What to do
Reproduce every line of the entries below word for word, omitting the pictures.

Dataset excerpts
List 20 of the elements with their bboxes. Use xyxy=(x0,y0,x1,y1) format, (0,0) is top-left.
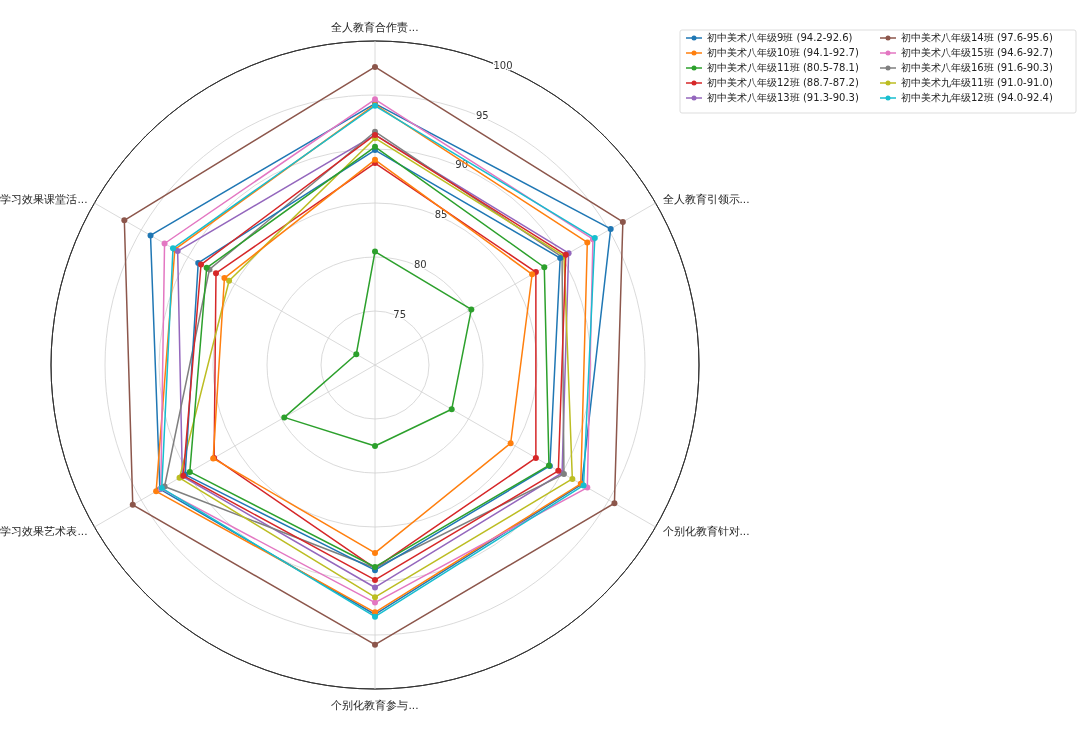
legend-label: 初中美术八年级12班 (88.7-87.2) xyxy=(707,77,859,88)
legend-label: 初中美术九年级11班 (91.0-91.0) xyxy=(901,77,1053,88)
legend-label: 初中美术八年级11班 (80.5-78.1) xyxy=(707,62,859,73)
legend-label: 初中美术九年级12班 (94.0-92.4) xyxy=(901,92,1053,103)
legend-label: 初中美术八年级10班 (94.1-92.7) xyxy=(707,47,859,58)
legend-label: 初中美术八年级14班 (97.6-95.6) xyxy=(901,32,1053,43)
y-tick-label: 95 xyxy=(475,109,489,121)
legend-label: 初中美术八年级16班 (91.6-90.3) xyxy=(901,62,1053,73)
y-tick-label: 75 xyxy=(393,309,407,321)
spoke-label: 全人教育引领示... xyxy=(662,193,750,205)
spoke-label: 个别化教育参与... xyxy=(331,699,419,711)
legend-label: 初中美术八年级13班 (91.3-90.3) xyxy=(707,92,859,103)
spoke-label: 学习效果艺术表... xyxy=(0,525,88,537)
y-tick-label: 90 xyxy=(455,159,469,171)
legend-label: 初中美术八年级9班 (94.2-92.6) xyxy=(707,32,853,43)
spoke-label: 学习效果课堂活... xyxy=(0,193,88,205)
legend-label: 初中美术八年级15班 (94.6-92.7) xyxy=(901,47,1053,58)
spoke-label: 个别化教育针对... xyxy=(662,525,750,537)
y-tick-label: 80 xyxy=(413,259,427,271)
spoke-label: 全人教育合作责... xyxy=(331,21,419,33)
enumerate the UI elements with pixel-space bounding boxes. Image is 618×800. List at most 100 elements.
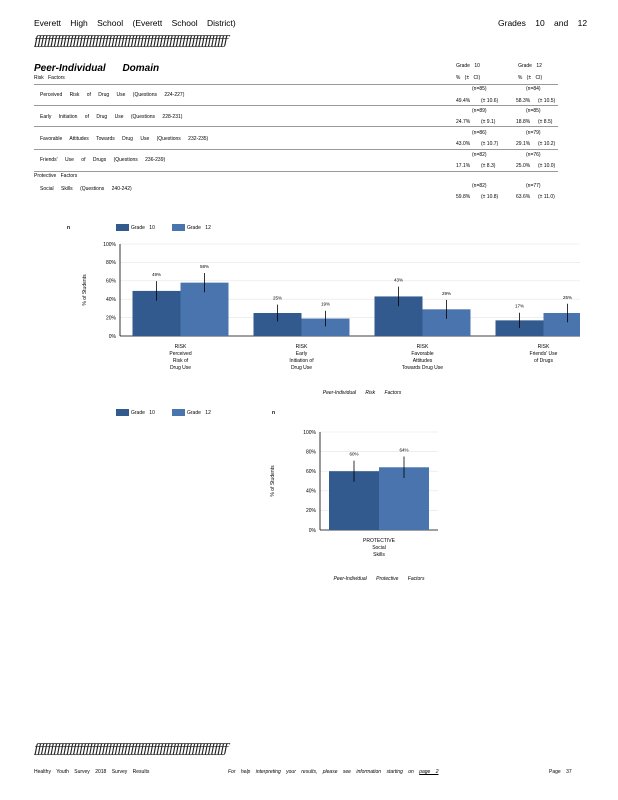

Answer to the problem
List 20 of the elements with their bboxes. Use xyxy=(x0,y0,x1,y1) format, (0,0) is top-left.
legend-label: 初中美术八年级12班 (88.7-87.2) xyxy=(707,77,859,88)
legend-label: 初中美术九年级11班 (91.0-91.0) xyxy=(901,77,1053,88)
legend-label: 初中美术八年级11班 (80.5-78.1) xyxy=(707,62,859,73)
legend-label: 初中美术九年级12班 (94.0-92.4) xyxy=(901,92,1053,103)
legend-label: 初中美术八年级10班 (94.1-92.7) xyxy=(707,47,859,58)
legend-label: 初中美术八年级14班 (97.6-95.6) xyxy=(901,32,1053,43)
y-tick-label: 95 xyxy=(475,109,489,121)
legend-label: 初中美术八年级16班 (91.6-90.3) xyxy=(901,62,1053,73)
y-tick-label: 75 xyxy=(393,309,407,321)
spoke-label: 全人教育引领示... xyxy=(662,193,750,205)
spoke-label: 个别化教育参与... xyxy=(331,699,419,711)
legend-label: 初中美术八年级13班 (91.3-90.3) xyxy=(707,92,859,103)
spoke-label: 学习效果艺术表... xyxy=(0,525,88,537)
y-tick-label: 90 xyxy=(455,159,469,171)
legend-label: 初中美术八年级9班 (94.2-92.6) xyxy=(707,32,853,43)
spoke-label: 学习效果课堂活... xyxy=(0,193,88,205)
legend-label: 初中美术八年级15班 (94.6-92.7) xyxy=(901,47,1053,58)
spoke-label: 个别化教育针对... xyxy=(662,525,750,537)
y-tick-label: 80 xyxy=(413,259,427,271)
spoke-label: 全人教育合作责... xyxy=(331,21,419,33)
enumerate the UI elements with pixel-space bounding boxes. Image is 618×800. List at most 100 elements.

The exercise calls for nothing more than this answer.